• **What you need to do**: Reproduce the material exactly, omitting nothing.

• **The input**:
++++++++++

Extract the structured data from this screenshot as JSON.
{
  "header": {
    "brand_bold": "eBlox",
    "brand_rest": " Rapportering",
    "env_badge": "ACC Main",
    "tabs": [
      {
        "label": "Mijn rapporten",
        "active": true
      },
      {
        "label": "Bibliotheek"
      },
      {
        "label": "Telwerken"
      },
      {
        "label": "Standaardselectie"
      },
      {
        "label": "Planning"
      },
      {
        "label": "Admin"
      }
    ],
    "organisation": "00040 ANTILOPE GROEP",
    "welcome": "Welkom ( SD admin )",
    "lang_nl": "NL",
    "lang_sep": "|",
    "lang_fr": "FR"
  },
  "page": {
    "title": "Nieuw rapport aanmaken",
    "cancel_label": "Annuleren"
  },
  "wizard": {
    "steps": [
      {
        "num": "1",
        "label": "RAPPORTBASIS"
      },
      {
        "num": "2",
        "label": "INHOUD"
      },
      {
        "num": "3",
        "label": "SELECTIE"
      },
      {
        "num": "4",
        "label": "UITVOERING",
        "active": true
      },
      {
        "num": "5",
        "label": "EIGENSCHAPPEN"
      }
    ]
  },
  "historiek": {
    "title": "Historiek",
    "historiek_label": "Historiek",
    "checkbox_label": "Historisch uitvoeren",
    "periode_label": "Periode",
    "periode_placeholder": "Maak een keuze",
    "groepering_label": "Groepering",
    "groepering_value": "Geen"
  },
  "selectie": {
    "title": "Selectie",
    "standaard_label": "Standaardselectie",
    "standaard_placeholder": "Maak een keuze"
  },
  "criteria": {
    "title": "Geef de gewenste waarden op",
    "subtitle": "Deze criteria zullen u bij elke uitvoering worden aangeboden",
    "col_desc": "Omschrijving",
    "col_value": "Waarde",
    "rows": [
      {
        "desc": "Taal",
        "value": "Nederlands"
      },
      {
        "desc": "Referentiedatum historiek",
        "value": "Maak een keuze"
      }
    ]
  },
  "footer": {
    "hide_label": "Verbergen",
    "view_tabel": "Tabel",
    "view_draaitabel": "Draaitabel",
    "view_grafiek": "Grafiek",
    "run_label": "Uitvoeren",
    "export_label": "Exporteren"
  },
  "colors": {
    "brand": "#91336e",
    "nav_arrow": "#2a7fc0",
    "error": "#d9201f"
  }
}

++++++++++

• **Written solution**:
Extract the structured data from this screenshot as JSON.
{
  "header": {
    "brand_bold": "eBlox",
    "brand_rest": " Rapportering",
    "env_badge": "ACC Main",
    "tabs": [
      {
        "label": "Mijn rapporten",
        "active": true
      },
      {
        "label": "Bibliotheek"
      },
      {
        "label": "Telwerken"
      },
      {
        "label": "Standaardselectie"
      },
      {
        "label": "Planning"
      },
      {
        "label": "Admin"
      }
    ],
    "organisation": "00040 ANTILOPE GROEP",
    "welcome": "Welkom ( SD admin )",
    "lang_nl": "NL",
    "lang_sep": "|",
    "lang_fr": "FR"
  },
  "page": {
    "title": "Nieuw rapport aanmaken",
    "cancel_label": "Annuleren"
  },
  "wizard": {
    "steps": [
      {
        "num": "1",
        "label": "RAPPORTBASIS"
      },
      {
        "num": "2",
        "label": "INHOUD"
      },
      {
        "num": "3",
        "label": "SELECTIE"
      },
      {
        "num": "4",
        "label": "UITVOERING",
        "active": true
      },
      {
        "num": "5",
        "label": "EIGENSCHAPPEN"
      }
    ]
  },
  "historiek": {
    "title": "Historiek",
    "historiek_label": "Historiek",
    "checkbox_label": "Historisch uitvoeren",
    "periode_label": "Periode",
    "periode_placeholder": "Maak een keuze",
    "groepering_label": "Groepering",
    "groepering_value": "Geen"
  },
  "selectie": {
    "title": "Selectie",
    "standaard_label": "Standaardselectie",
    "standaard_placeholder": "Maak een keuze"
  },
  "criteria": {
    "title": "Geef de gewenste waarden op",
    "subtitle": "Deze criteria zullen u bij elke uitvoering worden aangeboden",
    "col_desc": "Omschrijving",
    "col_value": "Waarde",
    "rows": [
      {
        "desc": "Taal",
        "value": "Nederlands"
      },
      {
        "desc": "Referentiedatum historiek",
        "value": "Maak een keuze"
      }
    ]
  },
  "footer": {
    "hide_label": "Verbergen",
    "view_tabel": "Tabel",
    "view_draaitabel": "Draaitabel",
    "view_grafiek": "Grafiek",
    "run_label": "Uitvoeren",
    "export_label": "Exporteren"
  },
  "colors": {
    "brand": "#91336e",
    "nav_arrow": "#2a7fc0",
    "error": "#d9201f"
  }
}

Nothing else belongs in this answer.